◆ Your objective
Where a line holds "Operating", copy it.

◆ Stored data
=-=-=

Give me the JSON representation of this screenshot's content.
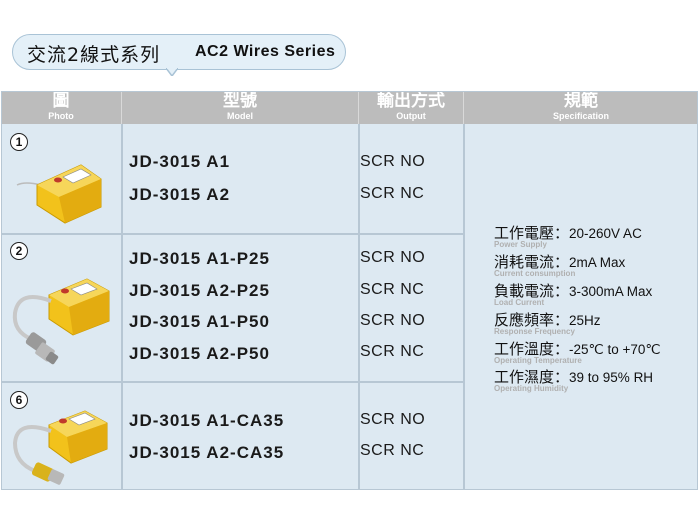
{
  "title": {
    "zh": "交流2線式系列",
    "en": "AC2 Wires Series"
  },
  "header": {
    "photo_zh": "圖",
    "photo_en": "Photo",
    "model_zh": "型號",
    "model_en": "Model",
    "output_zh": "輸出方式",
    "output_en": "Output",
    "spec_zh": "規範",
    "spec_en": "Specification"
  },
  "groups": [
    {
      "num": "1",
      "models": [
        "JD-3015 A1",
        "JD-3015 A2"
      ],
      "outputs": [
        "SCR NO",
        "SCR NC"
      ]
    },
    {
      "num": "2",
      "models": [
        "JD-3015 A1-P25",
        "JD-3015 A2-P25",
        "JD-3015 A1-P50",
        "JD-3015 A2-P50"
      ],
      "outputs": [
        "SCR NO",
        "SCR NC",
        "SCR NO",
        "SCR NC"
      ]
    },
    {
      "num": "6",
      "models": [
        "JD-3015 A1-CA35",
        "JD-3015 A2-CA35"
      ],
      "outputs": [
        "SCR NO",
        "SCR NC"
      ]
    }
  ],
  "specs": [
    {
      "zh": "工作電壓：",
      "val": "20-260V AC",
      "en": "Power Supply"
    },
    {
      "zh": "消耗電流：",
      "val": "2mA Max",
      "en": "Current consumption"
    },
    {
      "zh": "負載電流：",
      "val": "3-300mA Max",
      "en": "Load Current"
    },
    {
      "zh": "反應頻率：",
      "val": "25Hz",
      "en": "Response Frequency"
    },
    {
      "zh": "工作溫度：",
      "val": "-25℃ to +70℃",
      "en": "Operating Temperature"
    },
    {
      "zh": "工作濕度：",
      "val": "39 to 95% RH",
      "en": "Operating Humidity"
    }
  ],
  "colors": {
    "header_bg": "#bcbcbc",
    "body_bg": "#dde9f2",
    "sensor_yellow": "#f2c21b"
  }
}
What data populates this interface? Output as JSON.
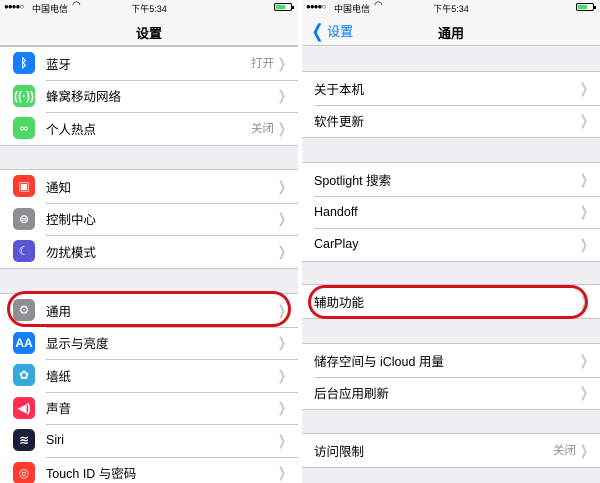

=-=-=

◆ Written solution
      "en": "Operating Temperature"
      "en": "Operating Humidity"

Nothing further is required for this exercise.